BEGIN PROVIDED DATA
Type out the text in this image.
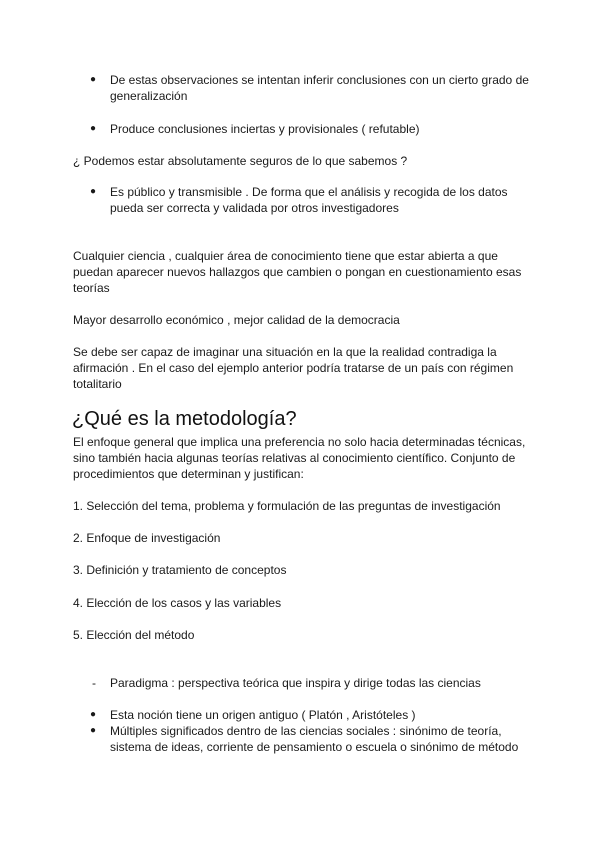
●	De estas observaciones se intentan inferir conclusiones con un cierto grado de generalización
●	Produce conclusiones inciertas y provisionales ( refutable)
¿ Podemos estar absolutamente seguros de lo que sabemos ?
●	Es público y transmisible . De forma que el análisis y recogida de los datos pueda ser correcta y validada por otros investigadores
Cualquier ciencia , cualquier área de conocimiento tiene que estar abierta a que puedan aparecer nuevos hallazgos que cambien o pongan en cuestionamiento esas teorías
Mayor desarrollo económico , mejor calidad de la democracia
Se debe ser capaz de imaginar una situación en la que la realidad contradiga la afirmación . En el caso del ejemplo anterior podría tratarse de un país con régimen totalitario
¿Qué es la metodología?
El enfoque general que implica una preferencia no solo hacia determinadas técnicas, sino también hacia algunas teorías relativas al conocimiento científico. Conjunto de procedimientos que determinan y justifican:
1. Selección del tema, problema y formulación de las preguntas de investigación
2. Enfoque de investigación
3. Definición y tratamiento de conceptos
4. Elección de los casos y las variables
5. Elección del método
- Paradigma : perspectiva teórica que inspira y dirige todas las ciencias
●	Esta noción tiene un origen antiguo ( Platón , Aristóteles )
●	Múltiples significados dentro de las ciencias sociales : sinónimo de teoría, sistema de ideas, corriente de pensamiento o escuela o sinónimo de método
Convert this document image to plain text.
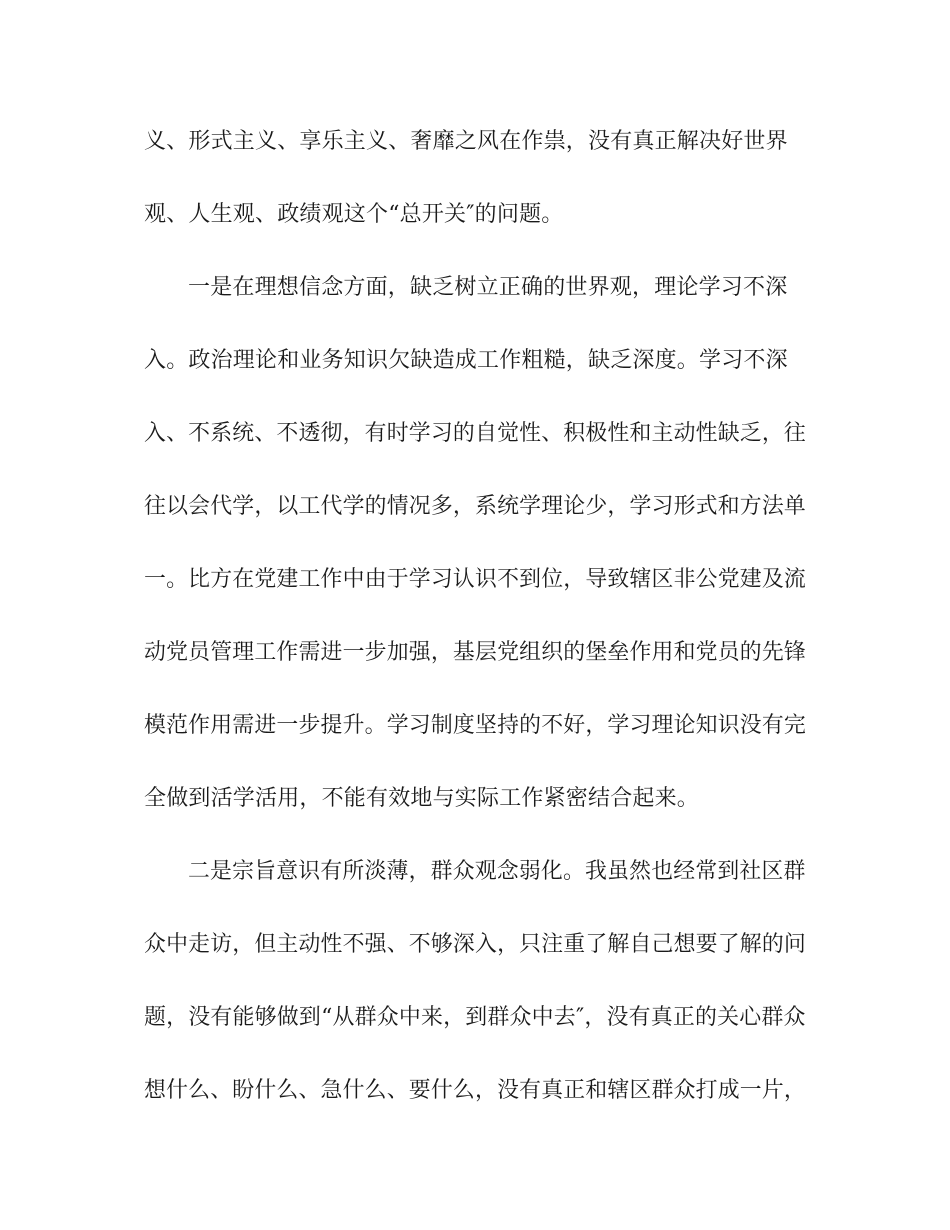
义、形式主义、享乐主义、奢靡之风在作祟，没有真正解决好世界
观、人生观、政绩观这个“总开关″的问题。
一是在理想信念方面，缺乏树立正确的世界观，理论学习不深
入。政治理论和业务知识欠缺造成工作粗糙，缺乏深度。学习不深
入、不系统、不透彻，有时学习的自觉性、积极性和主动性缺乏，往
往以会代学，以工代学的情况多，系统学理论少，学习形式和方法单
一。比方在党建工作中由于学习认识不到位，导致辖区非公党建及流
动党员管理工作需进一步加强，基层党组织的堡垒作用和党员的先锋
模范作用需进一步提升。学习制度坚持的不好，学习理论知识没有完
全做到活学活用，不能有效地与实际工作紧密结合起来。
二是宗旨意识有所淡薄，群众观念弱化。我虽然也经常到社区群
众中走访，但主动性不强、不够深入，只注重了解自己想要了解的问
题，没有能够做到“从群众中来，到群众中去″，没有真正的关心群众
想什么、盼什么、急什么、要什么，没有真正和辖区群众打成一片，
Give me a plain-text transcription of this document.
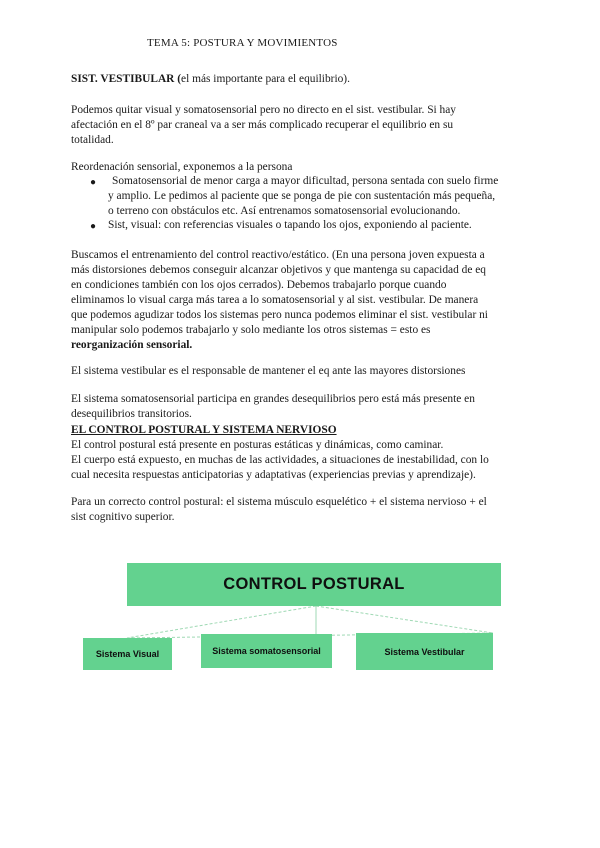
TEMA 5: POSTURA Y MOVIMIENTOS
SIST. VESTIBULAR (el más importante para el equilibrio).
Podemos quitar visual y somatosensorial pero no directo en el sist. vestibular. Si hay
afectación en el 8º par craneal va a ser más complicado recuperar el equilibrio en su
totalidad.
Reordenación sensorial, exponemos a la persona
● Somatosensorial de menor carga a mayor dificultad, persona sentada con suelo firme
y amplio. Le pedimos al paciente que se ponga de pie con sustentación más pequeña,
o terreno con obstáculos etc. Así entrenamos somatosensorial evolucionando.
● Sist, visual: con referencias visuales o tapando los ojos, exponiendo al paciente.
Buscamos el entrenamiento del control reactivo/estático. (En una persona joven expuesta a
más distorsiones debemos conseguir alcanzar objetivos y que mantenga su capacidad de eq
en condiciones también con los ojos cerrados). Debemos trabajarlo porque cuando
eliminamos lo visual carga más tarea a lo somatosensorial y al sist. vestibular. De manera
que podemos agudizar todos los sistemas pero nunca podemos eliminar el sist. vestibular ni
manipular solo podemos trabajarlo y solo mediante los otros sistemas = esto es
reorganización sensorial.
El sistema vestibular es el responsable de mantener el eq ante las mayores distorsiones
El sistema somatosensorial participa en grandes desequilibrios pero está más presente en
desequilibrios transitorios.
EL CONTROL POSTURAL Y SISTEMA NERVIOSO
El control postural está presente en posturas estáticas y dinámicas, como caminar.
El cuerpo está expuesto, en muchas de las actividades, a situaciones de inestabilidad, con lo
cual necesita respuestas anticipatorias y adaptativas (experiencias previas y aprendizaje).
Para un correcto control postural: el sistema músculo esquelético + el sistema nervioso + el
sist cognitivo superior.
CONTROL POSTURAL
Sistema Visual	Sistema somatosensorial	Sistema Vestibular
END PROVIDED DATA
- EXERCISE INSTRUCTIONS -
Restate every record exactly, please; do not copy the pictures.

- COMPLETED TASK -
Type out the text in this image.
●	De estas observaciones se intentan inferir conclusiones con un cierto grado de generalización
●	Produce conclusiones inciertas y provisionales ( refutable)
¿ Podemos estar absolutamente seguros de lo que sabemos ?
●	Es público y transmisible . De forma que el análisis y recogida de los datos pueda ser correcta y validada por otros investigadores
Cualquier ciencia , cualquier área de conocimiento tiene que estar abierta a que puedan aparecer nuevos hallazgos que cambien o pongan en cuestionamiento esas teorías
Mayor desarrollo económico , mejor calidad de la democracia
Se debe ser capaz de imaginar una situación en la que la realidad contradiga la afirmación . En el caso del ejemplo anterior podría tratarse de un país con régimen totalitario
¿Qué es la metodología?
El enfoque general que implica una preferencia no solo hacia determinadas técnicas, sino también hacia algunas teorías relativas al conocimiento científico. Conjunto de procedimientos que determinan y justifican:
1. Selección del tema, problema y formulación de las preguntas de investigación
2. Enfoque de investigación
3. Definición y tratamiento de conceptos
4. Elección de los casos y las variables
5. Elección del método
- Paradigma : perspectiva teórica que inspira y dirige todas las ciencias
●	Esta noción tiene un origen antiguo ( Platón , Aristóteles )
●	Múltiples significados dentro de las ciencias sociales : sinónimo de teoría, sistema de ideas, corriente de pensamiento o escuela o sinónimo de método
Convert this document image to plain text.
义、形式主义、享乐主义、奢靡之风在作祟，没有真正解决好世界
观、人生观、政绩观这个“总开关″的问题。
一是在理想信念方面，缺乏树立正确的世界观，理论学习不深
入。政治理论和业务知识欠缺造成工作粗糙，缺乏深度。学习不深
入、不系统、不透彻，有时学习的自觉性、积极性和主动性缺乏，往
往以会代学，以工代学的情况多，系统学理论少，学习形式和方法单
一。比方在党建工作中由于学习认识不到位，导致辖区非公党建及流
动党员管理工作需进一步加强，基层党组织的堡垒作用和党员的先锋
模范作用需进一步提升。学习制度坚持的不好，学习理论知识没有完
全做到活学活用，不能有效地与实际工作紧密结合起来。
二是宗旨意识有所淡薄，群众观念弱化。我虽然也经常到社区群
众中走访，但主动性不强、不够深入，只注重了解自己想要了解的问
题，没有能够做到“从群众中来，到群众中去″，没有真正的关心群众
想什么、盼什么、急什么、要什么，没有真正和辖区群众打成一片，
Give me a plain-text transcription of this document.
TEMA 5: POSTURA Y MOVIMIENTOS
SIST. VESTIBULAR (el más importante para el equilibrio).
Podemos quitar visual y somatosensorial pero no directo en el sist. vestibular. Si hay
afectación en el 8º par craneal va a ser más complicado recuperar el equilibrio en su
totalidad.
Reordenación sensorial, exponemos a la persona
● Somatosensorial de menor carga a mayor dificultad, persona sentada con suelo firme
y amplio. Le pedimos al paciente que se ponga de pie con sustentación más pequeña,
o terreno con obstáculos etc. Así entrenamos somatosensorial evolucionando.
● Sist, visual: con referencias visuales o tapando los ojos, exponiendo al paciente.
Buscamos el entrenamiento del control reactivo/estático. (En una persona joven expuesta a
más distorsiones debemos conseguir alcanzar objetivos y que mantenga su capacidad de eq
en condiciones también con los ojos cerrados). Debemos trabajarlo porque cuando
eliminamos lo visual carga más tarea a lo somatosensorial y al sist. vestibular. De manera
que podemos agudizar todos los sistemas pero nunca podemos eliminar el sist. vestibular ni
manipular solo podemos trabajarlo y solo mediante los otros sistemas = esto es
reorganización sensorial.
El sistema vestibular es el responsable de mantener el eq ante las mayores distorsiones
El sistema somatosensorial participa en grandes desequilibrios pero está más presente en
desequilibrios transitorios.
EL CONTROL POSTURAL Y SISTEMA NERVIOSO
El control postural está presente en posturas estáticas y dinámicas, como caminar.
El cuerpo está expuesto, en muchas de las actividades, a situaciones de inestabilidad, con lo
cual necesita respuestas anticipatorias y adaptativas (experiencias previas y aprendizaje).
Para un correcto control postural: el sistema músculo esquelético + el sistema nervioso + el
sist cognitivo superior.
CONTROL POSTURAL
Sistema Visual	Sistema somatosensorial	Sistema Vestibular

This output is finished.